### WRITTEN PROBLEM
Collect each line of the records containing the string "objects".

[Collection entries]
# # # #
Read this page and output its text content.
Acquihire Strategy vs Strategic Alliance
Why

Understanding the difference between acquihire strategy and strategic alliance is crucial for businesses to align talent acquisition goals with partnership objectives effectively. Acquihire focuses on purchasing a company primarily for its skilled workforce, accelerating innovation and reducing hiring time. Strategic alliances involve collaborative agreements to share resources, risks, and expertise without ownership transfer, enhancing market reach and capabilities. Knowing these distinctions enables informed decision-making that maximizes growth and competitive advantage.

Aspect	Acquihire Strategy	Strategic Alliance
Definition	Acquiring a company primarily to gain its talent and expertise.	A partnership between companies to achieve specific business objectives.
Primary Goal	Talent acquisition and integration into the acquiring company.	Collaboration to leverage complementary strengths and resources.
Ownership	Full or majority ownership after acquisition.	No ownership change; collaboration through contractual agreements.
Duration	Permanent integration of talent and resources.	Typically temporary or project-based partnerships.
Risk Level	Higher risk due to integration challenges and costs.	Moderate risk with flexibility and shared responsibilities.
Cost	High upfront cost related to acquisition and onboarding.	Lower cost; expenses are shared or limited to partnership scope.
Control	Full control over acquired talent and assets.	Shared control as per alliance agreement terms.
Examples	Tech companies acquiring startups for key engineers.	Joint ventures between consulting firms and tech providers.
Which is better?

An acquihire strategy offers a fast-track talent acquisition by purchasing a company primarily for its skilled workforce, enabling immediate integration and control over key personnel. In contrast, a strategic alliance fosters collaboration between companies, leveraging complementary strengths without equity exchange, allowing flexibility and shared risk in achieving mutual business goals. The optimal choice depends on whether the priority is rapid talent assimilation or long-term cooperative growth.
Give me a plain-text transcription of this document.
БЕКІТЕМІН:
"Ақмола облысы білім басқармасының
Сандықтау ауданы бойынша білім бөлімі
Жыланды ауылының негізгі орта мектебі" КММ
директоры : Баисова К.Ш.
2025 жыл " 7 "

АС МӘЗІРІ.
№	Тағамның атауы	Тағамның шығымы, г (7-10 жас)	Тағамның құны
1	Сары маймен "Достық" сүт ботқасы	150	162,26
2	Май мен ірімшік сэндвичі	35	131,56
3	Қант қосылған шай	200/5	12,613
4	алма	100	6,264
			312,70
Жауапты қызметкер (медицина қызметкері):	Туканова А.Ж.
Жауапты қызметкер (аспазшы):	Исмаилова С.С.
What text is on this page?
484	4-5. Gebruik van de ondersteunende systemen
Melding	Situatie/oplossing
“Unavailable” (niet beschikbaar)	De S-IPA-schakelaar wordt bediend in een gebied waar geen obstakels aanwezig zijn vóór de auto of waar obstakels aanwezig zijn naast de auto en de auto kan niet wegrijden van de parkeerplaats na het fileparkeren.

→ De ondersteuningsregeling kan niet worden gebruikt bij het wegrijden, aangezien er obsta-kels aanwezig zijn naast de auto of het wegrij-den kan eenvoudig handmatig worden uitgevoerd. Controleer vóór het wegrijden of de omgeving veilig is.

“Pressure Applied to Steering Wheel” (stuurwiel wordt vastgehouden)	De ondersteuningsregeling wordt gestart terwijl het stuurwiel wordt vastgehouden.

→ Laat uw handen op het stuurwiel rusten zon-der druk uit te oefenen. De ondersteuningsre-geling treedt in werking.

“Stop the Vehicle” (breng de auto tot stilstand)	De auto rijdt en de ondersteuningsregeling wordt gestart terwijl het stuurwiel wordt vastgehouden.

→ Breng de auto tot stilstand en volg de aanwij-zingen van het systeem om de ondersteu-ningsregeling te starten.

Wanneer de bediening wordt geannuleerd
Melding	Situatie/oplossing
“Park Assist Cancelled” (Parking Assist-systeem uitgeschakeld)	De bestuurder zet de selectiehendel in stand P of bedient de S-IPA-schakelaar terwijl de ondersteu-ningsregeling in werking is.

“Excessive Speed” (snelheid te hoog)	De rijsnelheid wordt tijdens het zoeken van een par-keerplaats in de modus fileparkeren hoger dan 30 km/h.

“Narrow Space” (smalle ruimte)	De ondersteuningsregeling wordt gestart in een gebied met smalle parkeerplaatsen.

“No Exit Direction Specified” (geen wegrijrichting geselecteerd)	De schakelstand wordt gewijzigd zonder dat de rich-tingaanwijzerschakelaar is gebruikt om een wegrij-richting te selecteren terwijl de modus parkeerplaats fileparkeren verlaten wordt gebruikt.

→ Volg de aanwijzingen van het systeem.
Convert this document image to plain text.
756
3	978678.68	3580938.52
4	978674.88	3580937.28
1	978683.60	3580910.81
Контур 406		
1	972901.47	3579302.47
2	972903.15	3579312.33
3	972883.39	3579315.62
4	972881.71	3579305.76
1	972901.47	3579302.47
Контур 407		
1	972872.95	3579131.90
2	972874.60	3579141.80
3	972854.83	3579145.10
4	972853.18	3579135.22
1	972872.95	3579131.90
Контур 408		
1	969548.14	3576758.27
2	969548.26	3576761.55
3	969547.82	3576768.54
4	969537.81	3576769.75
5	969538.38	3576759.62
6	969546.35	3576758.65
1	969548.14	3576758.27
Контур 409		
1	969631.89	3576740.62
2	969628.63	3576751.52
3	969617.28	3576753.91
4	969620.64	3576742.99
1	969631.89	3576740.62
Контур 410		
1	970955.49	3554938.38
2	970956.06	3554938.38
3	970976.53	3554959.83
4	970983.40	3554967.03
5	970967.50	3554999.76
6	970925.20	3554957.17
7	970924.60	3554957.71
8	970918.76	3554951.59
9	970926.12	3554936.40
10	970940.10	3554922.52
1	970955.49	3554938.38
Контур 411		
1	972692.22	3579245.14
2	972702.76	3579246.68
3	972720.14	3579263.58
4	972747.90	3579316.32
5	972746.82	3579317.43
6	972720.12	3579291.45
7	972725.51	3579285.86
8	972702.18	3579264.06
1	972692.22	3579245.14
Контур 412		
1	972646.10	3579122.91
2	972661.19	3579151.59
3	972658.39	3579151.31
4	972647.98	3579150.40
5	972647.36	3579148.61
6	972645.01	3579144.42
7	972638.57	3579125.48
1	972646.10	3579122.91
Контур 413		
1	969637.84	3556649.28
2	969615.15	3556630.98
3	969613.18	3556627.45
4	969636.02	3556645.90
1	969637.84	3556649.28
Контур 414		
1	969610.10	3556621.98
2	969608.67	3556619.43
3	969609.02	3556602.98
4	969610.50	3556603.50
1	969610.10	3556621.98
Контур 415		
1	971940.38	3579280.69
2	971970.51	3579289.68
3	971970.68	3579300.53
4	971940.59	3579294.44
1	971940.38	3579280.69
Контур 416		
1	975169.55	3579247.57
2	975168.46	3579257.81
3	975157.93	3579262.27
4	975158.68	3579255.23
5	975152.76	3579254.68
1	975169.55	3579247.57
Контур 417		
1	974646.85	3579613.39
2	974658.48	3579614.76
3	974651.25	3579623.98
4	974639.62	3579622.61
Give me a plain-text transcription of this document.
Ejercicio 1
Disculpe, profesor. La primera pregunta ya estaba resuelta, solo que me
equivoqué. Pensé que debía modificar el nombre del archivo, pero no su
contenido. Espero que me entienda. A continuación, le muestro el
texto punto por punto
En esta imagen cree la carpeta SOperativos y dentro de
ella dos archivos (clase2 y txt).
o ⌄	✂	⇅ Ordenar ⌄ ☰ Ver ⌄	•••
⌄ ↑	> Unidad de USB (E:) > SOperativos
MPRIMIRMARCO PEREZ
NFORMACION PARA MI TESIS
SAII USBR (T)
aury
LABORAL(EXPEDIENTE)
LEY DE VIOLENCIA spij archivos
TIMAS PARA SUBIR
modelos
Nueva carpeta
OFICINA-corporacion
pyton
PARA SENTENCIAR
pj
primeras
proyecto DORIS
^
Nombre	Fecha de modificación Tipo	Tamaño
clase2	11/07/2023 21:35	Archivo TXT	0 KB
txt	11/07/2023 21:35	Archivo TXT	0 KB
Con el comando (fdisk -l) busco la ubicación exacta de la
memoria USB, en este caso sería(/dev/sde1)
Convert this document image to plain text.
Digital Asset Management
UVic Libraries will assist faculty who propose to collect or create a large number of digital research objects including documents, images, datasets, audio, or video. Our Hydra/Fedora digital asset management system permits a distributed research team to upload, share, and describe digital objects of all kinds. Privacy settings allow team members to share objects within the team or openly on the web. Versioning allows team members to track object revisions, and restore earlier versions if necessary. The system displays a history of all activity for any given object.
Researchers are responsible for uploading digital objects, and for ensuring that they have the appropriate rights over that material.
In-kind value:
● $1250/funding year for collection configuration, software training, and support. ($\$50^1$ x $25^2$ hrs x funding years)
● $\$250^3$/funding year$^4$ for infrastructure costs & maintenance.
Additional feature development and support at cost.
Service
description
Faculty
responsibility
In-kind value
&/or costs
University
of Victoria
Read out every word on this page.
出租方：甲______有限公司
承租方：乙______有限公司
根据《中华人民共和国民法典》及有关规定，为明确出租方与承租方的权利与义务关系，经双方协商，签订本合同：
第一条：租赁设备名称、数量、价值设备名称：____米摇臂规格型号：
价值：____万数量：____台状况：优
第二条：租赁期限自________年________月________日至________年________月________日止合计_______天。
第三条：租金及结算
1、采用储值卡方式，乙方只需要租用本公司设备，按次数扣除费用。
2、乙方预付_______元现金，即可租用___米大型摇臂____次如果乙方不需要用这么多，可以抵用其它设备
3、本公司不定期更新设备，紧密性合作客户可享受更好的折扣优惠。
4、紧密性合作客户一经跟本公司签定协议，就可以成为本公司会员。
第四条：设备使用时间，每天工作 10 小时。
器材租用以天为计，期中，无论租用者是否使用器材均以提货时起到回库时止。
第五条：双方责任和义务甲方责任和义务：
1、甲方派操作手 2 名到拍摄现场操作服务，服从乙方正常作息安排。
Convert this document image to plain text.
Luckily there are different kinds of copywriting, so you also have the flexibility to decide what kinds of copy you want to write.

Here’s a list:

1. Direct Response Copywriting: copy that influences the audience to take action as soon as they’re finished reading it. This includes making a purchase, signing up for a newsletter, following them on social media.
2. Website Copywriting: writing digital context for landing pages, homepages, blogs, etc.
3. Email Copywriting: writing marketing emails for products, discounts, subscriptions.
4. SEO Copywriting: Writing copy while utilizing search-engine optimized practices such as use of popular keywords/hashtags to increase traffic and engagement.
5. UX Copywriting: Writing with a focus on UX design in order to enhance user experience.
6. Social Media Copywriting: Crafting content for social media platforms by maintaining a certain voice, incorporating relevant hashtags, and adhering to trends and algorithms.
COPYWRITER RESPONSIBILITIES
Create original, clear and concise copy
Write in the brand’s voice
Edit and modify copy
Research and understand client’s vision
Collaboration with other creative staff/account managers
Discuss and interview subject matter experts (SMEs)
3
# # # #
### EXERCISE ANSWER
UVic Libraries will assist faculty who propose to collect or create a large number of digital research objects including documents, images, datasets, audio, or video. Our Hydra/Fedora digital asset management system permits a distributed research team to upload, share, and describe digital objects of all kinds. Privacy settings allow team members to share objects within the team or openly on the web. Versioning allows team members to track object revisions, and restore earlier versions if necessary. The system displays a history of all activity for any given object.
Researchers are responsible for uploading digital objects, and for ensuring that they have the appropriate rights over that material.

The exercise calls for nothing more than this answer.